- **SEITENAUSSCHNITT**:
▶

Fleabag

Zynisch, vulgär und herrlich kaputt. So würde ich die Protagonistin der gleichnamigen Serie Fleabag (fantastisch gespielt und auch gedrehbucht von Phoebe Waller-Bridge) beschreiben. Klingt jetzt erstmal nach nichts, das man sich ansehen müsste. Dazu muss man aber erwähnen, dass Fleabag eine britische Serie ist und die sind ja schon per se sehenswert.

Ich hab sie verschlungen, vor allem vermutlich, weil allein der Plot schon so kaputt ist (Achtung, Mini-Spoiler der ersten/zweiten Folge): Fleabag verliert ihre beste und engste Freundin, weil die einen obskuren Plan fasst. Sie möchte, um ihrem Freund eins auszuwischen oder so ähnlich, einen Unfall faken und springt vor ein Auto. Dummerweise stirbt sie dabei. Alle irre.

Das macht dann auch, dass Fleabag irgendwie eine Art Trauerbewältigung startet und das tut sie eben auf ihre ganz eigene Art. Dabei guckt sie oft unvermittelt in die Kamera, um uns in ihr Seelenleben blicken zu lassen. Das ist jetzt nicht so ganz neu (House Of Cards), ist aber so großartig gespielt und umgesetzt, dass allein das schon die Serie zu was Besonderem macht. Und eben Fleabag selbst.

◀

- **AUFGABE**: Prüfen Sie, ob die Aussagen 1., 2. und 3. mit dem Text über die Serie Fleabag übereinstimmen, und belegen Sie jedes Ja oder Nein mit den entscheidenden Worten des Texts als wörtlichem Zitat. 1. Phoebe Waller-Bridge spielt die Hauptfigur und hat auch das Drehbuch geschrieben. 2. Die Freundin der Protagonistin überlebt den vorgetäuschten Unfall. 3. Der Blick der Hauptfigur in die Kamera wird als völlig neues Stilmittel dargestellt.

- **ANGEZEIGTE DATENSÄTZE**:
▶

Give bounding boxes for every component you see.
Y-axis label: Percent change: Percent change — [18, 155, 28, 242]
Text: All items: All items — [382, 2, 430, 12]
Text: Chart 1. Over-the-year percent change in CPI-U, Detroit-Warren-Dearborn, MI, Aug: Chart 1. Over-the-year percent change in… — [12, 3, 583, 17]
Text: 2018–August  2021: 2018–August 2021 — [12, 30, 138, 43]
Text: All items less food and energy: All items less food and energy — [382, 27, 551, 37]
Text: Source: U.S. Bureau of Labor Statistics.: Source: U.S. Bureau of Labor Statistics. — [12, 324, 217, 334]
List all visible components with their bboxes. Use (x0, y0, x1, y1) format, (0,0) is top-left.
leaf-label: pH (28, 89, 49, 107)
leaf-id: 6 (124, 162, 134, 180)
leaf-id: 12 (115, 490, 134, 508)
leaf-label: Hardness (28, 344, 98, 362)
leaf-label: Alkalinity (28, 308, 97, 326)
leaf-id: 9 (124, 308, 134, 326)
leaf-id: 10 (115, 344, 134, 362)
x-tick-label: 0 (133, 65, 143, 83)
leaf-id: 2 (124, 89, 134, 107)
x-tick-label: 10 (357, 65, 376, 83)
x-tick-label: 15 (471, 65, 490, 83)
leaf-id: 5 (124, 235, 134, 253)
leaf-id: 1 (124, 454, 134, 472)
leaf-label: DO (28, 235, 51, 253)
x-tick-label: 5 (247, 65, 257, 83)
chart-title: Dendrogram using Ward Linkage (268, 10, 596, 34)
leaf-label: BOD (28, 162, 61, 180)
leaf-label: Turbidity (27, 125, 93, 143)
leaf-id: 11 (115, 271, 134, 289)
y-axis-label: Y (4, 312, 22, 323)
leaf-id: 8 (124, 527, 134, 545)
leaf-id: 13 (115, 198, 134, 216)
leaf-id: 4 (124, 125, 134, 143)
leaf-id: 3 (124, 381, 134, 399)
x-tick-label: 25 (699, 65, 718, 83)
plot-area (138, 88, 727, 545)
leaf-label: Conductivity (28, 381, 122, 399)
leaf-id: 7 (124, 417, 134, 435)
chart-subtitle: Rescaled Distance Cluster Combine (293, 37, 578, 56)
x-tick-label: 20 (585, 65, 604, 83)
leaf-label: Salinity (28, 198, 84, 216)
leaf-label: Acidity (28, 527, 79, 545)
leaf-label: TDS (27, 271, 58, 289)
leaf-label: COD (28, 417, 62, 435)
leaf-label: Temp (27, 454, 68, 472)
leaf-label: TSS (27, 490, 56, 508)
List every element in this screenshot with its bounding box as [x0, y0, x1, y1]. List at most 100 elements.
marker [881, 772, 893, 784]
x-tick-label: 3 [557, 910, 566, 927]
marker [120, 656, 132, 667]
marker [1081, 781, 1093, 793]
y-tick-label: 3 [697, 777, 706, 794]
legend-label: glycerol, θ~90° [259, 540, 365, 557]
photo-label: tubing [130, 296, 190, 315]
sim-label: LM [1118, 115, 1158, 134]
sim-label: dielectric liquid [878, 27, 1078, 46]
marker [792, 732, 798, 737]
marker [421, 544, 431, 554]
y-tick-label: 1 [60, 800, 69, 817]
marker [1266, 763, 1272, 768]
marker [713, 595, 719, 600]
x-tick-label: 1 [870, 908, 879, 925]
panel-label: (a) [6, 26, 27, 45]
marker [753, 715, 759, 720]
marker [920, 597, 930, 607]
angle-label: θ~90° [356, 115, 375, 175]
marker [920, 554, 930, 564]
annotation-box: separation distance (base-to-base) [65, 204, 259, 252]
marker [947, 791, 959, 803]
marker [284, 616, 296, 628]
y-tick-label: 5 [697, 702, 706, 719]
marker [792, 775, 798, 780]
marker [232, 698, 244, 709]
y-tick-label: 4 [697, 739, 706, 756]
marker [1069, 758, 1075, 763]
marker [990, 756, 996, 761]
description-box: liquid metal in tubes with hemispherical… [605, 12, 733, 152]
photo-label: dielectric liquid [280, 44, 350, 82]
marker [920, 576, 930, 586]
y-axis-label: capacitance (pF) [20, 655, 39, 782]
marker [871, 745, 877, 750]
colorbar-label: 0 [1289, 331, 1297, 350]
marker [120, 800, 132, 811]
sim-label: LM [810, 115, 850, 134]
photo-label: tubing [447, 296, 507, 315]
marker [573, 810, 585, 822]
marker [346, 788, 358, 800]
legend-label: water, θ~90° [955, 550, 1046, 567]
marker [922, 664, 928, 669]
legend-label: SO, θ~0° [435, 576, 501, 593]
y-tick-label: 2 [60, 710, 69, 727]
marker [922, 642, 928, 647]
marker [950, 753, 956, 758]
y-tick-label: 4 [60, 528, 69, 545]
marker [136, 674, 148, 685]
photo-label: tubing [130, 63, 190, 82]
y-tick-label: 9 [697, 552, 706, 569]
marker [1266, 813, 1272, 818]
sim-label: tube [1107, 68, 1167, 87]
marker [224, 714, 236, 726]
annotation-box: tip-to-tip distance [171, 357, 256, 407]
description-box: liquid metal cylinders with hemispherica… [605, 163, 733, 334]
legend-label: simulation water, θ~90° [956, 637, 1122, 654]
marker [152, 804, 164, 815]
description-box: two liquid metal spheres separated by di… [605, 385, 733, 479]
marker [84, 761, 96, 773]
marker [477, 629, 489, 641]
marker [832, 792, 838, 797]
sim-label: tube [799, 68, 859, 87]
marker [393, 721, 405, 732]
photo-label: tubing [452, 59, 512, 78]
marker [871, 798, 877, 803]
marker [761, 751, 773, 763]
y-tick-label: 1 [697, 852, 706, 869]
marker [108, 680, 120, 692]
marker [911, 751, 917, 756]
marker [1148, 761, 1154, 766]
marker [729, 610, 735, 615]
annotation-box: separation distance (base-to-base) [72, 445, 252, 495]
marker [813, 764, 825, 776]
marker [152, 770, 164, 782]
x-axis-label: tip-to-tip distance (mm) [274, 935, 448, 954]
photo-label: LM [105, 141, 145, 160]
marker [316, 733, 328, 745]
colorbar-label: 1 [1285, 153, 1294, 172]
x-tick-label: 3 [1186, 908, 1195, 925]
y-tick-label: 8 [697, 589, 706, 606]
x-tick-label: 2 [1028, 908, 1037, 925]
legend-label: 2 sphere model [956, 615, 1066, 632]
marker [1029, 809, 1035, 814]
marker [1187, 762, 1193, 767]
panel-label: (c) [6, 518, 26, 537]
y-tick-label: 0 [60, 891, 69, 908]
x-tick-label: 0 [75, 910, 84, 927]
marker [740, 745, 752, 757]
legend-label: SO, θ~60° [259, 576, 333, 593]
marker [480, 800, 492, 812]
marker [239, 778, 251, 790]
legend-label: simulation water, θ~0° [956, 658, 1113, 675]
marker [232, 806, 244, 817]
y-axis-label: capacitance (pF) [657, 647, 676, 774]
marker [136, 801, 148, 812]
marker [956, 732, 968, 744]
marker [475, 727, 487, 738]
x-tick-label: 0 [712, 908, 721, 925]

◀

- **ERGEBNIS**:
1. Ja: „fantastisch gespielt und auch gedrehbucht von Phoebe Waller-Bridge“
2. Nein: „Dummerweise stirbt sie dabei.“
3. Nein: „Das ist jetzt nicht so ganz neu (House Of Cards)“